» **Description of the task**: Repeat each record below exactly as given.

» **Stored records**:
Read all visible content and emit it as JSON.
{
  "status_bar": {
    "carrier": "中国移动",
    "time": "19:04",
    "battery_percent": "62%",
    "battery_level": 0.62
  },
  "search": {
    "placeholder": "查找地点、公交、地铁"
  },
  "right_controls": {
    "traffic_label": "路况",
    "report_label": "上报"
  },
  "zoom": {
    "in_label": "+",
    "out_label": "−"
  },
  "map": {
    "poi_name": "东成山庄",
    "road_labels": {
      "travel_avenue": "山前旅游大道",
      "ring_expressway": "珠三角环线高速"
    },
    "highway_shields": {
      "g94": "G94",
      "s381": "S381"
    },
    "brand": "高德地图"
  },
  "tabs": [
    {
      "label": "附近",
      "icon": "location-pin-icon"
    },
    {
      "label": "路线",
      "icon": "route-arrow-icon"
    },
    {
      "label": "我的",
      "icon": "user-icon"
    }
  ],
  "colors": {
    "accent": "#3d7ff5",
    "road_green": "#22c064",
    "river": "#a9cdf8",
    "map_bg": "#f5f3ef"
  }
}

» **Written response**:
Read all visible content and emit it as JSON.
{
  "status_bar": {
    "carrier": "中国移动",
    "time": "19:04",
    "battery_percent": "62%",
    "battery_level": 0.62
  },
  "search": {
    "placeholder": "查找地点、公交、地铁"
  },
  "right_controls": {
    "traffic_label": "路况",
    "report_label": "上报"
  },
  "zoom": {
    "in_label": "+",
    "out_label": "−"
  },
  "map": {
    "poi_name": "东成山庄",
    "road_labels": {
      "travel_avenue": "山前旅游大道",
      "ring_expressway": "珠三角环线高速"
    },
    "highway_shields": {
      "g94": "G94",
      "s381": "S381"
    },
    "brand": "高德地图"
  },
  "tabs": [
    {
      "label": "附近",
      "icon": "location-pin-icon"
    },
    {
      "label": "路线",
      "icon": "route-arrow-icon"
    },
    {
      "label": "我的",
      "icon": "user-icon"
    }
  ],
  "colors": {
    "accent": "#3d7ff5",
    "road_green": "#22c064",
    "river": "#a9cdf8",
    "map_bg": "#f5f3ef"
  }
}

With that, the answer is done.